EXERCISE TASK: Show each line from the listing that includes the word "compliance".

Collection entries

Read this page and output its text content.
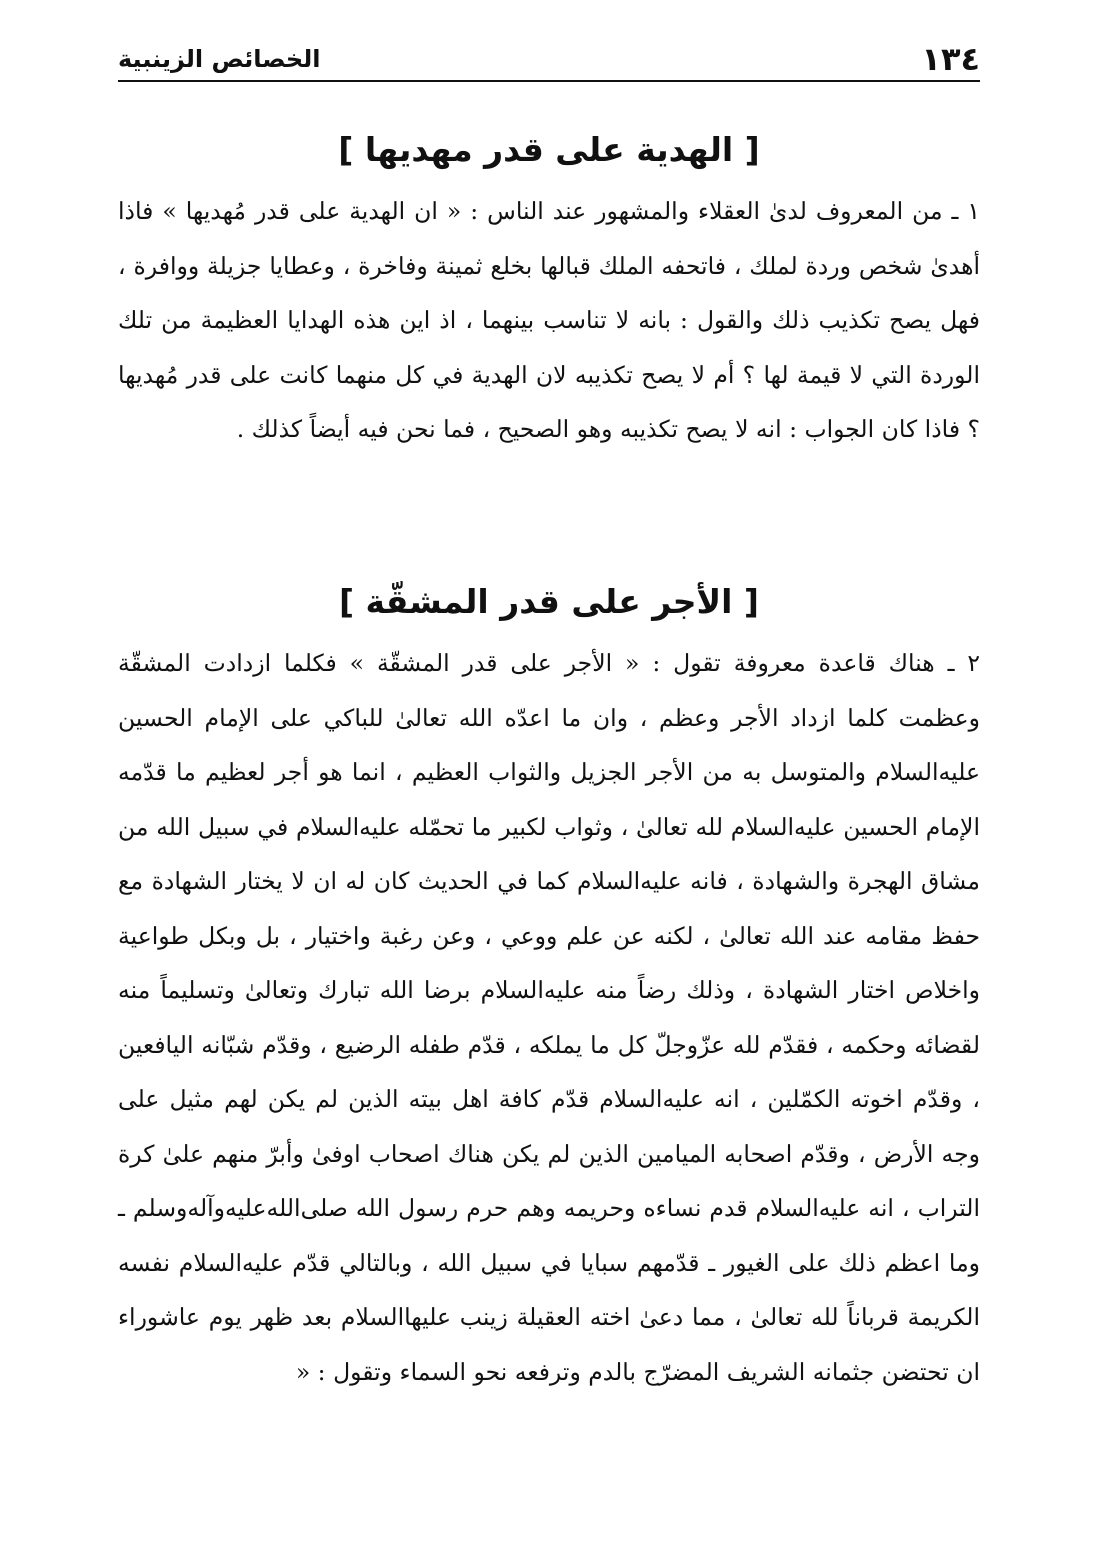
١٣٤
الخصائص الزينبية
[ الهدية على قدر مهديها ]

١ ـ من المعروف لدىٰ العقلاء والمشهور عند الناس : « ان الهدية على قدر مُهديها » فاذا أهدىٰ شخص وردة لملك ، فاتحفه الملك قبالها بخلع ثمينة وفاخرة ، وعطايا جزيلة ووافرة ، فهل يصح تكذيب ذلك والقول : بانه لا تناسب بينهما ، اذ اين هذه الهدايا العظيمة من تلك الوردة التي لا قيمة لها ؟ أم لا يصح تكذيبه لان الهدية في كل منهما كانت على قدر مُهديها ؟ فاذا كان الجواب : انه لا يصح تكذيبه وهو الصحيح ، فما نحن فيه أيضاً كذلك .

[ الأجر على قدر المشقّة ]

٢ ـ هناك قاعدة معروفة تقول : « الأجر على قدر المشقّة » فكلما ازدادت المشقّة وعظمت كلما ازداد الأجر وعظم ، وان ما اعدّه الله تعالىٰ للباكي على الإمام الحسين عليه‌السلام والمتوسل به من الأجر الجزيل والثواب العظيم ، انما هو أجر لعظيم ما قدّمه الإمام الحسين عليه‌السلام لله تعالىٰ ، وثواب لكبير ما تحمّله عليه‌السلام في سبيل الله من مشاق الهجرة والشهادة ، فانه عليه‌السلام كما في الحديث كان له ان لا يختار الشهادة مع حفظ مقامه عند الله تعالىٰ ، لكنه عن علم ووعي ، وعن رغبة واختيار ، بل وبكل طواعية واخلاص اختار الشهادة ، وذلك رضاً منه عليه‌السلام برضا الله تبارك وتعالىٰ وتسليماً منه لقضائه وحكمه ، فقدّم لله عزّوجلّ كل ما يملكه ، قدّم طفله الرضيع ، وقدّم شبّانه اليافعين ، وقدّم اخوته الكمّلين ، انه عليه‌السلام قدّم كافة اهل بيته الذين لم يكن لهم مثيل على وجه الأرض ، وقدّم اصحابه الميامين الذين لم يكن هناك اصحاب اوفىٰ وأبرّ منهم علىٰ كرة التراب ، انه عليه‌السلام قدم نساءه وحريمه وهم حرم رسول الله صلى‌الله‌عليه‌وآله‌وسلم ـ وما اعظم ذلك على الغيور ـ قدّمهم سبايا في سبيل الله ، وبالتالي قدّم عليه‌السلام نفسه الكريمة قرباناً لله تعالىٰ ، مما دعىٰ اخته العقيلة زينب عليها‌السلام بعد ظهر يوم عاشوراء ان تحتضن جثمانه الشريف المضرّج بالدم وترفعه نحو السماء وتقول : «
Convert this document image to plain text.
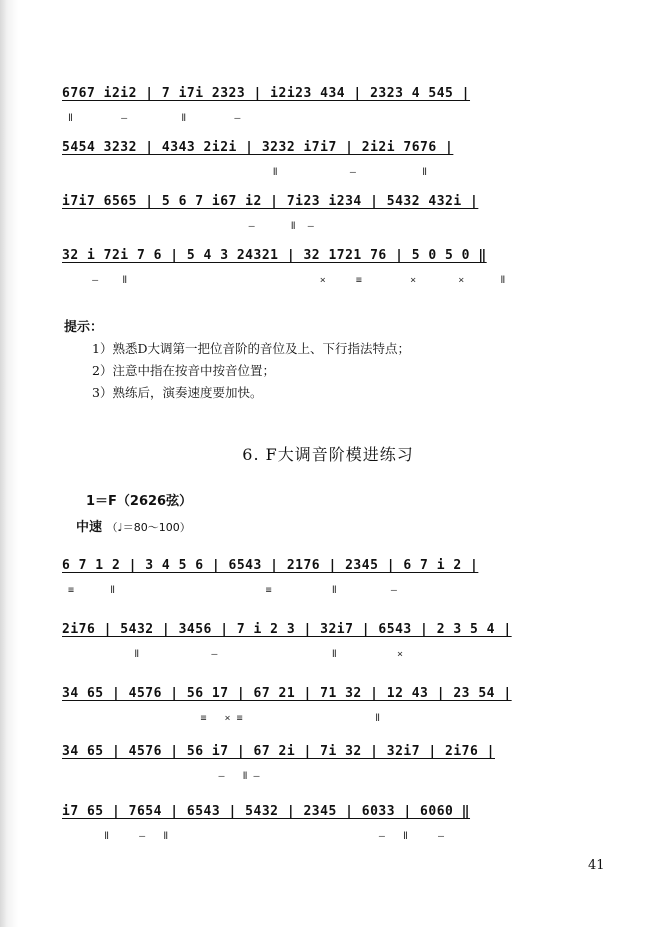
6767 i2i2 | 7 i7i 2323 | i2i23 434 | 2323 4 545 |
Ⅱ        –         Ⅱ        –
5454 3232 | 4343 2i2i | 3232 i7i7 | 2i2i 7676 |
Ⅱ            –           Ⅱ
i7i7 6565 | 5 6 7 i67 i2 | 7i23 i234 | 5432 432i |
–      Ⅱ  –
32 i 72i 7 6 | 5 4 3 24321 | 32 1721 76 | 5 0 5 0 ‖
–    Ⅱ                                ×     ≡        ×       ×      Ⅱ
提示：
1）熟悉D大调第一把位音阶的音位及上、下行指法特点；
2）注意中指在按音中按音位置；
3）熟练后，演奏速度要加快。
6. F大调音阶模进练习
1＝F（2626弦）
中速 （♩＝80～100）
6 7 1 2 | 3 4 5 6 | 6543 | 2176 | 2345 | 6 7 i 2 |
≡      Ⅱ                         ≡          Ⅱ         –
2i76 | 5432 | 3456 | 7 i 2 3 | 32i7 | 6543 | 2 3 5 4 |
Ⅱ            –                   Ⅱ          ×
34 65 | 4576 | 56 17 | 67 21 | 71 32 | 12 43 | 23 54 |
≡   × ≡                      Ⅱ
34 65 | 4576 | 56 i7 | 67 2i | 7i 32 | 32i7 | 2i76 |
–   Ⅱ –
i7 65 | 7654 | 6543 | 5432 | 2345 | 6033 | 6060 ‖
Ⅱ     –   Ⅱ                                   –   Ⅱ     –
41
* * *
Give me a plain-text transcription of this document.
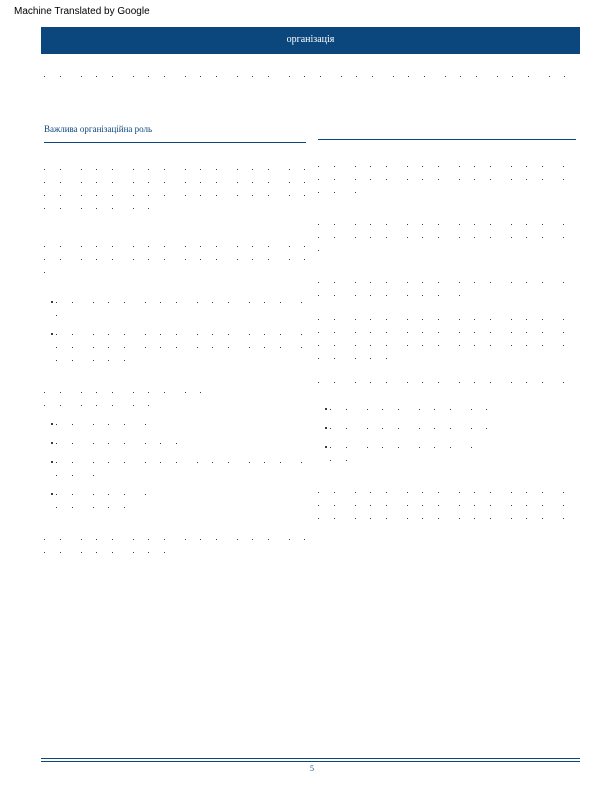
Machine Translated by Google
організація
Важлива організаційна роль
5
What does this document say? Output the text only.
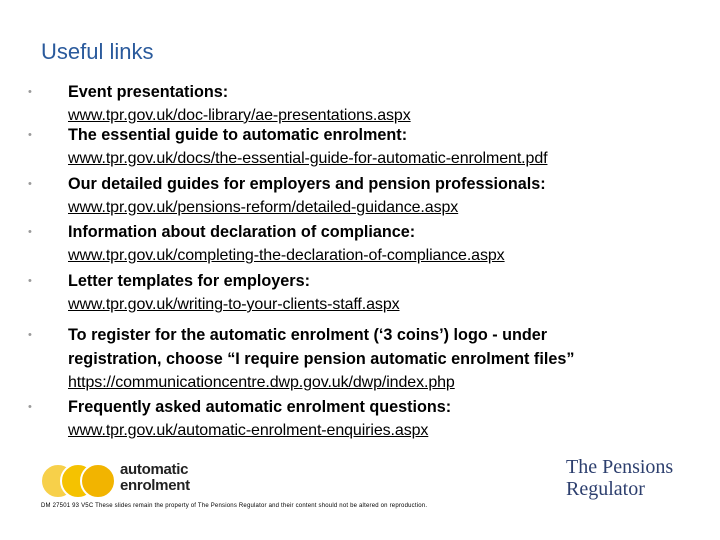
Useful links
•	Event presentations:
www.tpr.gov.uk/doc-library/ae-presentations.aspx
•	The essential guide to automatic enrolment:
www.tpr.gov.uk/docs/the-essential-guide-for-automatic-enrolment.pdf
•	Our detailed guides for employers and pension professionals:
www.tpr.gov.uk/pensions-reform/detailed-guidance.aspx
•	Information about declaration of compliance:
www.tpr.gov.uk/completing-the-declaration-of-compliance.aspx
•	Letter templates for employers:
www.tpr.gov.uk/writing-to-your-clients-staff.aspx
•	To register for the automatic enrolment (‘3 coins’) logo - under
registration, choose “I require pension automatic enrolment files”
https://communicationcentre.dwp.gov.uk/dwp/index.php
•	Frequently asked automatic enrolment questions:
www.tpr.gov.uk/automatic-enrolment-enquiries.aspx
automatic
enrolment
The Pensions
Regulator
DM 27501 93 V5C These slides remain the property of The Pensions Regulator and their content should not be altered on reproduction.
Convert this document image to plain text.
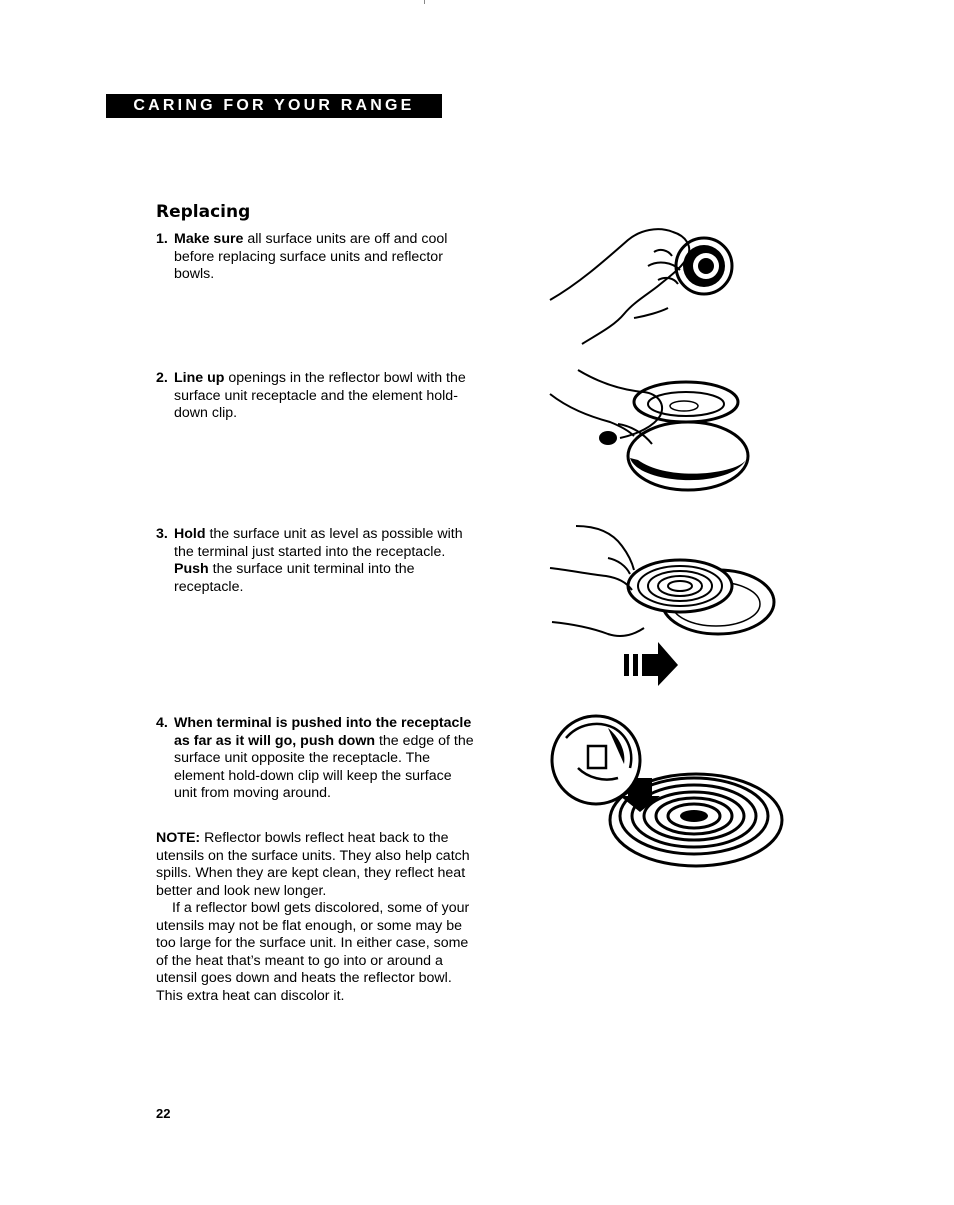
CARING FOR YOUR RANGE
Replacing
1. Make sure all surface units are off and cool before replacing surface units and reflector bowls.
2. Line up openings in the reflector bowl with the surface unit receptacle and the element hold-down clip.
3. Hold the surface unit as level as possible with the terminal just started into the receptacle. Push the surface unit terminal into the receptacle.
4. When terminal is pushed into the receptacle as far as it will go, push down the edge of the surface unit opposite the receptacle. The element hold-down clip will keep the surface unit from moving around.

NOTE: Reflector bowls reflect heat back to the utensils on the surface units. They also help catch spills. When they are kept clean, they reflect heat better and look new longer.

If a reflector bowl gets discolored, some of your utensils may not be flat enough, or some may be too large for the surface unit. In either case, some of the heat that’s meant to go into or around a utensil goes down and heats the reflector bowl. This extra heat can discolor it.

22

WRITTEN SOLUTION:
•	Information about declaration of compliance:
www.tpr.gov.uk/completing-the-declaration-of-compliance.aspx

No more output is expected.